▶ Problem requirements
Extract each line bearing the word "tritonresearch".

** Start Raw records **

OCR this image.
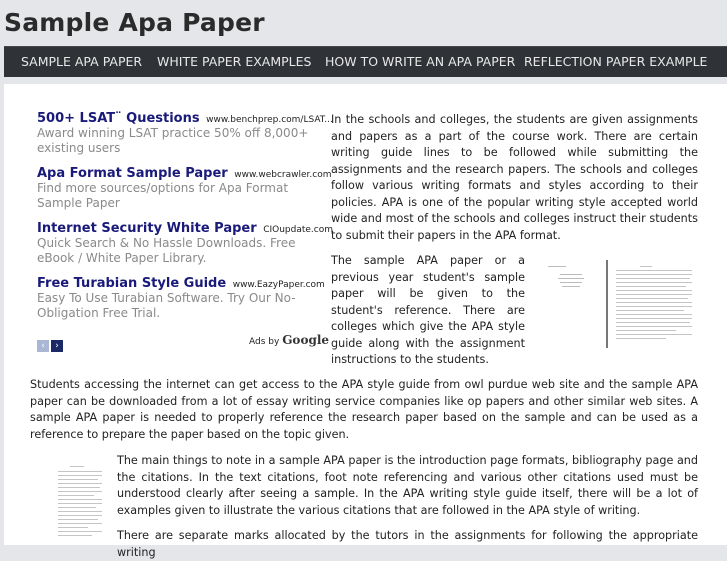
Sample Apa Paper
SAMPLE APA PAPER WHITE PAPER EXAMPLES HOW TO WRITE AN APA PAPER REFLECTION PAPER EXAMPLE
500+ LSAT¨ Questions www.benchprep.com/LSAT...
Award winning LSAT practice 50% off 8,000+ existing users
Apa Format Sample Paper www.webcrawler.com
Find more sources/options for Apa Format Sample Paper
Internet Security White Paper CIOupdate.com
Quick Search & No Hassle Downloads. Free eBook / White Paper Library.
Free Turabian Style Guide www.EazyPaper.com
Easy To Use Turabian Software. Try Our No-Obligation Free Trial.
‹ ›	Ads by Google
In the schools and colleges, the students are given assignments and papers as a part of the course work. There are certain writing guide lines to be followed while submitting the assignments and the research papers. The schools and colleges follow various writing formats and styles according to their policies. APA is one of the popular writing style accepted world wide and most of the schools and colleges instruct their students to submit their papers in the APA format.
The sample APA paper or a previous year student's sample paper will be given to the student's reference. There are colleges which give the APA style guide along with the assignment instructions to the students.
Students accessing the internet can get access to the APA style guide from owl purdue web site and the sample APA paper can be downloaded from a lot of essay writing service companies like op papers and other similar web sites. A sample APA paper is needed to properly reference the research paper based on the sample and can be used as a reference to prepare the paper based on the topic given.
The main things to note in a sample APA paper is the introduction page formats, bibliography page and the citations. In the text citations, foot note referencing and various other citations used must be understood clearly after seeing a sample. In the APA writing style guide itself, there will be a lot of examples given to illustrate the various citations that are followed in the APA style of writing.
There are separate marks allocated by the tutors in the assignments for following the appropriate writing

** End Raw records **
** Start Raw records **

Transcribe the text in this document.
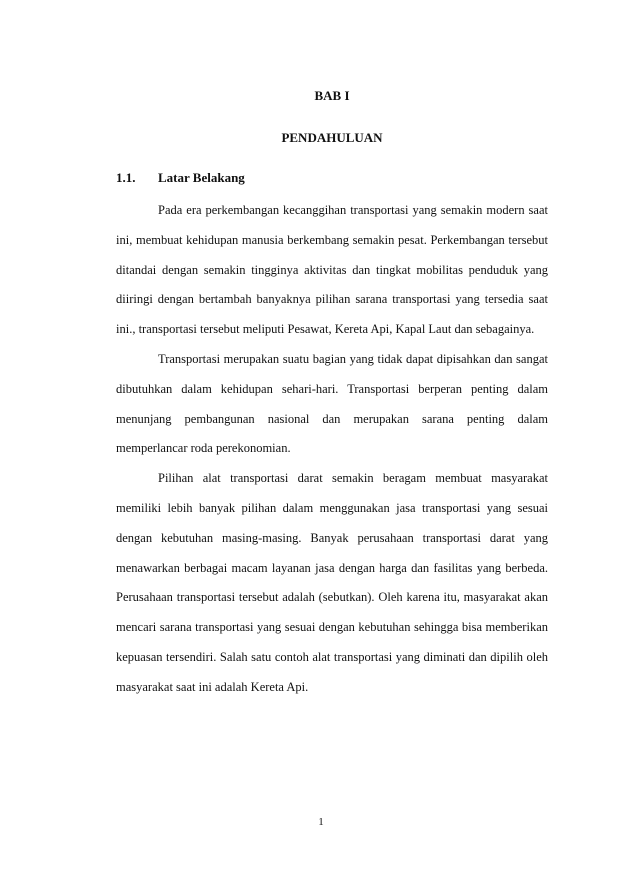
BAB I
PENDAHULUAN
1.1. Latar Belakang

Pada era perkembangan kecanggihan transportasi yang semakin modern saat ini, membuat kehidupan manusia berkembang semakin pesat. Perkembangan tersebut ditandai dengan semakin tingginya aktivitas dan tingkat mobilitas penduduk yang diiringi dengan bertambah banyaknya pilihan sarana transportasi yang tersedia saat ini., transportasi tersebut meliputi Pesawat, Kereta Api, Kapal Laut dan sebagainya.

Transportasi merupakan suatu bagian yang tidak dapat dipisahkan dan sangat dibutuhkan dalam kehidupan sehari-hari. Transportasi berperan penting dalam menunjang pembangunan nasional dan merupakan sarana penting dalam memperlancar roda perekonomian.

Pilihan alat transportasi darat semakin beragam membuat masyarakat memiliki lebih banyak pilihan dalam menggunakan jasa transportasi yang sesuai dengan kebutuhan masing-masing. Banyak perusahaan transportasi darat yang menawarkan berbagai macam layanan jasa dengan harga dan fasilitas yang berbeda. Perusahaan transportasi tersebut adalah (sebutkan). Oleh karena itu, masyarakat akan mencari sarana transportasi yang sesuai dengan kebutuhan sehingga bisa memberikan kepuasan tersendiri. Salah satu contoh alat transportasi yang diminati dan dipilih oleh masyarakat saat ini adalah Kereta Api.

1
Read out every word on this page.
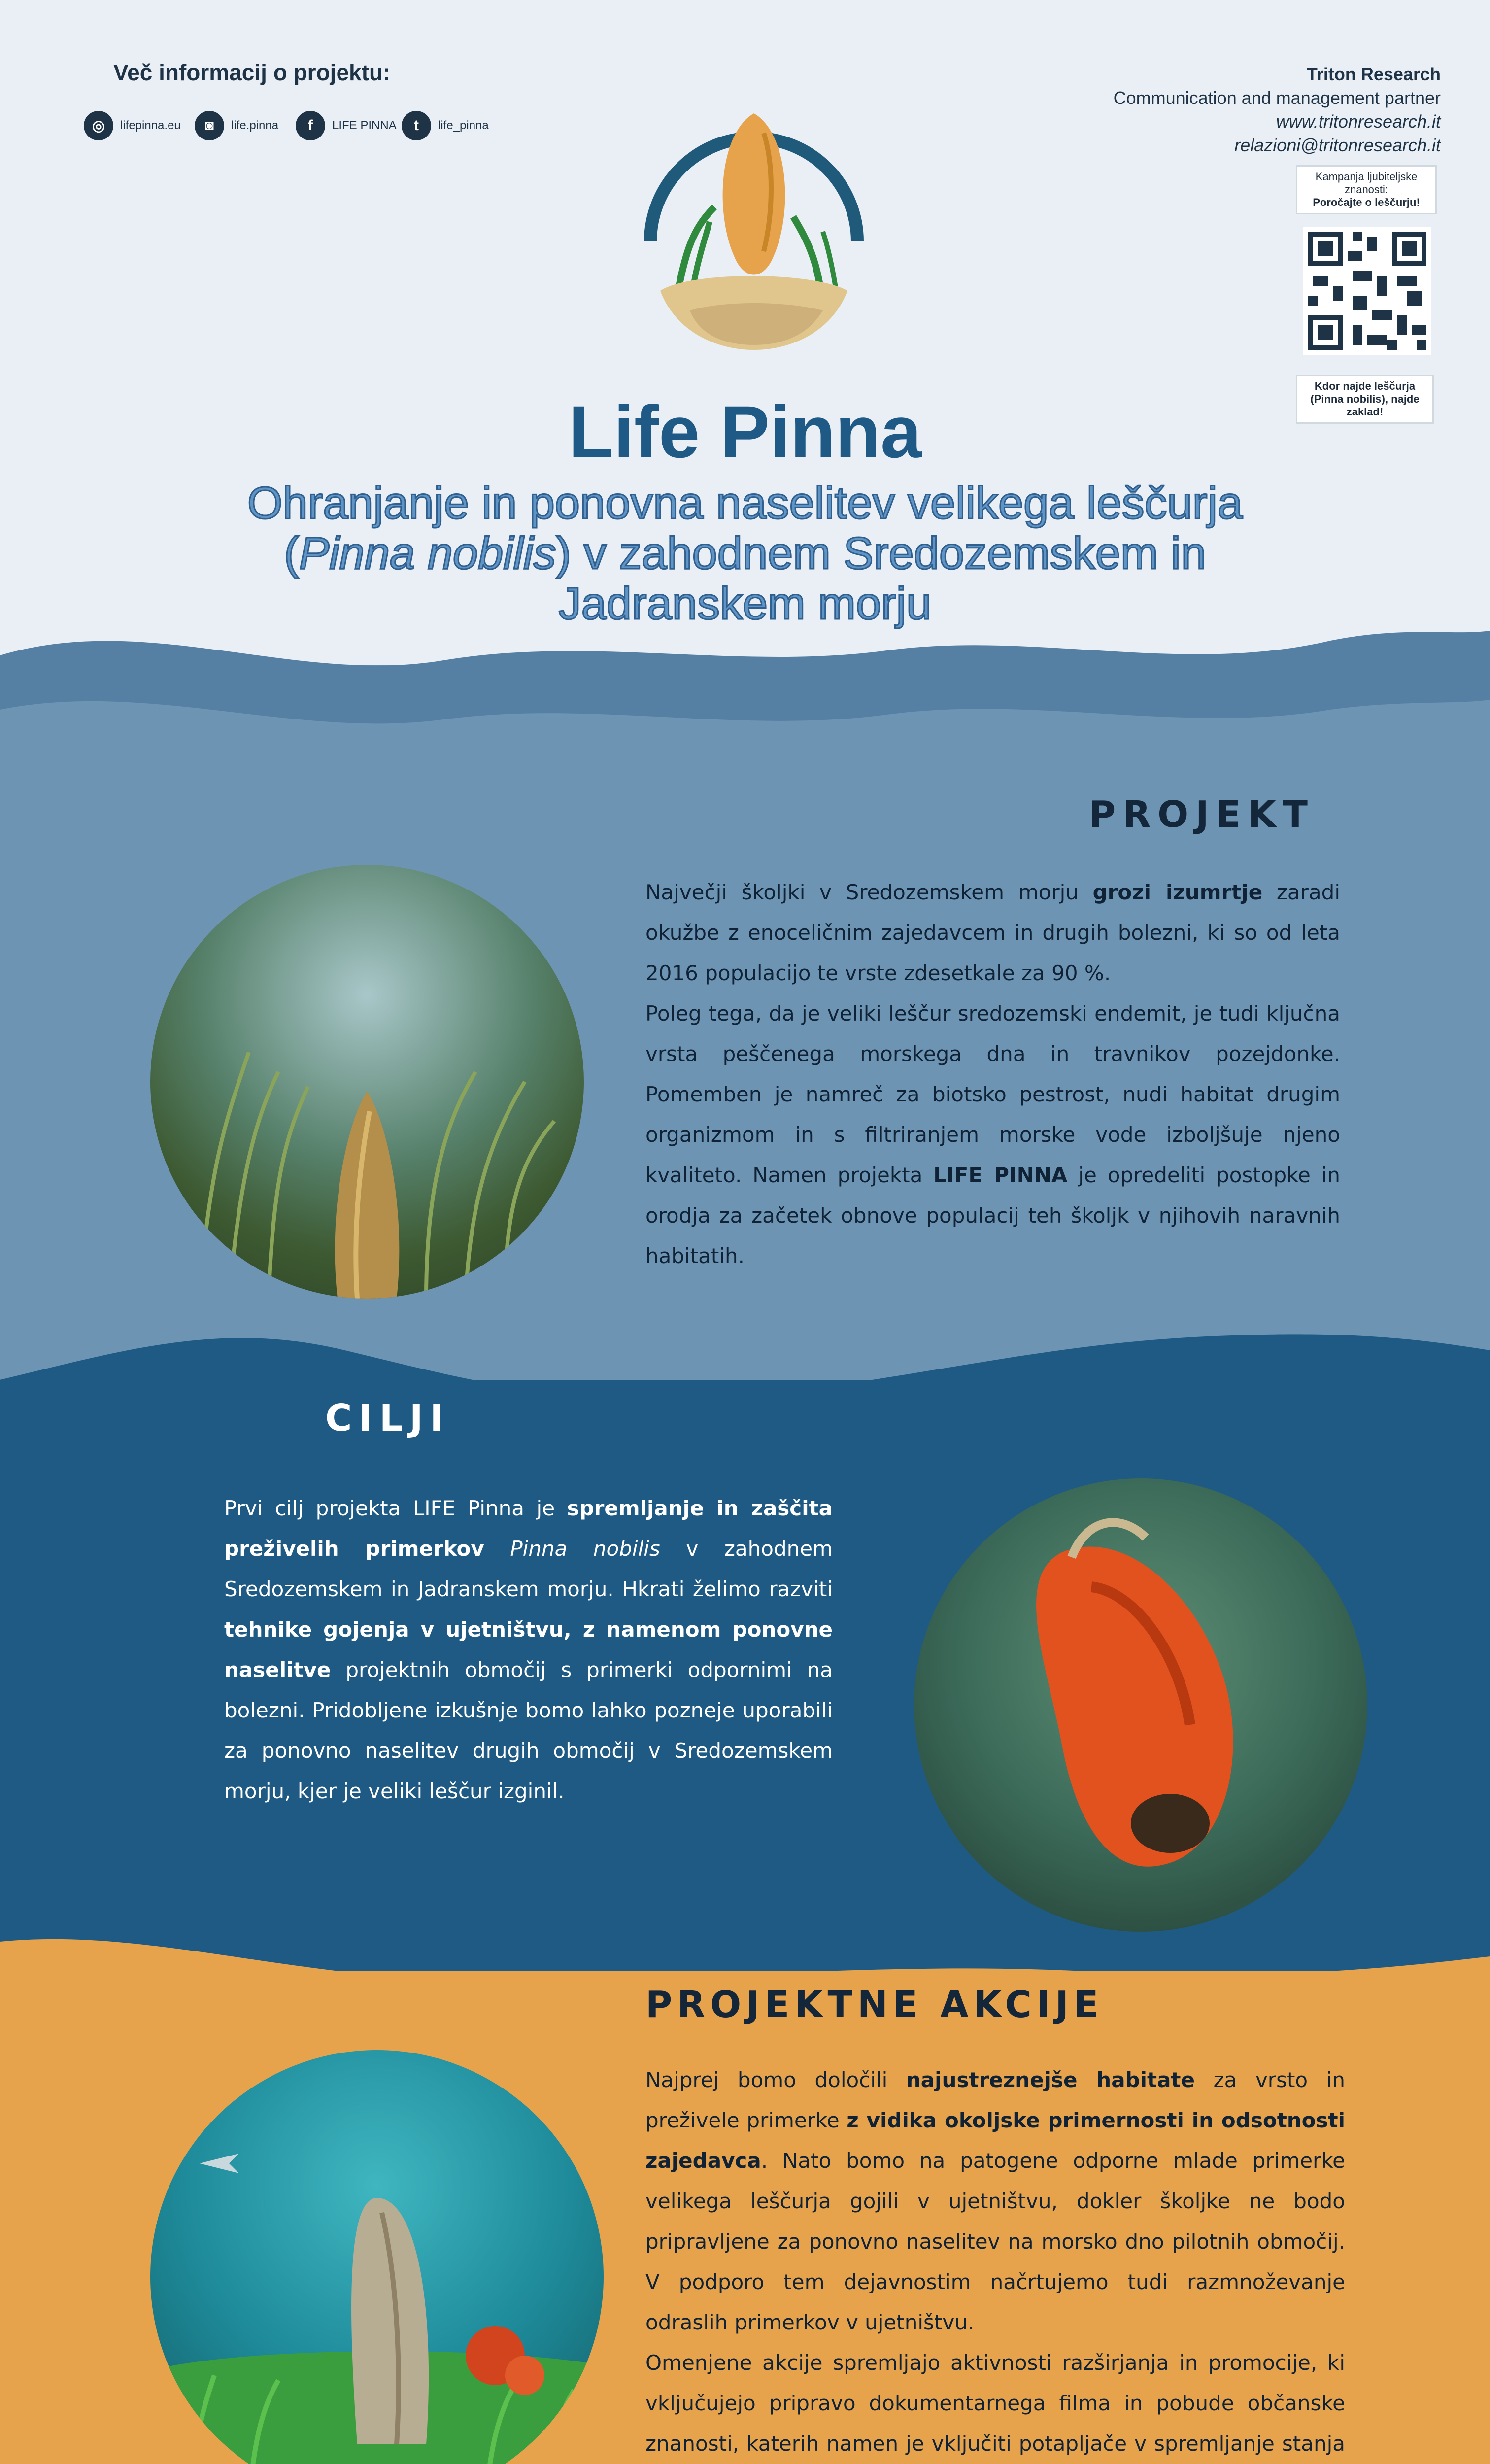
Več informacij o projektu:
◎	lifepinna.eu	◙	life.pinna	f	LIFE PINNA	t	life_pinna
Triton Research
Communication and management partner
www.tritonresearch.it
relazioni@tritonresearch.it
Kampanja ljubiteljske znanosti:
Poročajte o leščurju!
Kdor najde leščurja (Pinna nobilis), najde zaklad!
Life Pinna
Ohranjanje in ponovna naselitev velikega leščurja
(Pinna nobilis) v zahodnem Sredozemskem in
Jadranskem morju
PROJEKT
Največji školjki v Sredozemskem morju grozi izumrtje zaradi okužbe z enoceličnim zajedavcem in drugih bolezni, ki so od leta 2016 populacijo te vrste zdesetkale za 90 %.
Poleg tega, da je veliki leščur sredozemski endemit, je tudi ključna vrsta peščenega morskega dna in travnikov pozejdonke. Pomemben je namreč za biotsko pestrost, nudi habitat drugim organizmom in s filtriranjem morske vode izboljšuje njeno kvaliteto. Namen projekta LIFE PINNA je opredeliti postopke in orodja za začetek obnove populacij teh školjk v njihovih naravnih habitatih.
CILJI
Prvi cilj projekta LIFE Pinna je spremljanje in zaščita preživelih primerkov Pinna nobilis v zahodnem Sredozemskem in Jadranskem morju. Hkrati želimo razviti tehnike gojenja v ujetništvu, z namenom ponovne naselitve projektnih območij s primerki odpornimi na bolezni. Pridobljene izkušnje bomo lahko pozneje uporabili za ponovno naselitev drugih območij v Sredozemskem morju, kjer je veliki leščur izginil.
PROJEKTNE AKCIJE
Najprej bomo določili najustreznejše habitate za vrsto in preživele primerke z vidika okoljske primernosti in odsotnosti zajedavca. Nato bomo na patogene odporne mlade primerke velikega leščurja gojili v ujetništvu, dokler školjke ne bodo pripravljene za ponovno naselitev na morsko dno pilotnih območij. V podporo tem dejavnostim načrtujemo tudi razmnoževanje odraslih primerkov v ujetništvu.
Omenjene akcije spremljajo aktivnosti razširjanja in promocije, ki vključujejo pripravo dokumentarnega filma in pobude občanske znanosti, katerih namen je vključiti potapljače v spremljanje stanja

** End Raw records **

▶ Result of this exercise
www.tritonresearch.it
relazioni@tritonresearch.it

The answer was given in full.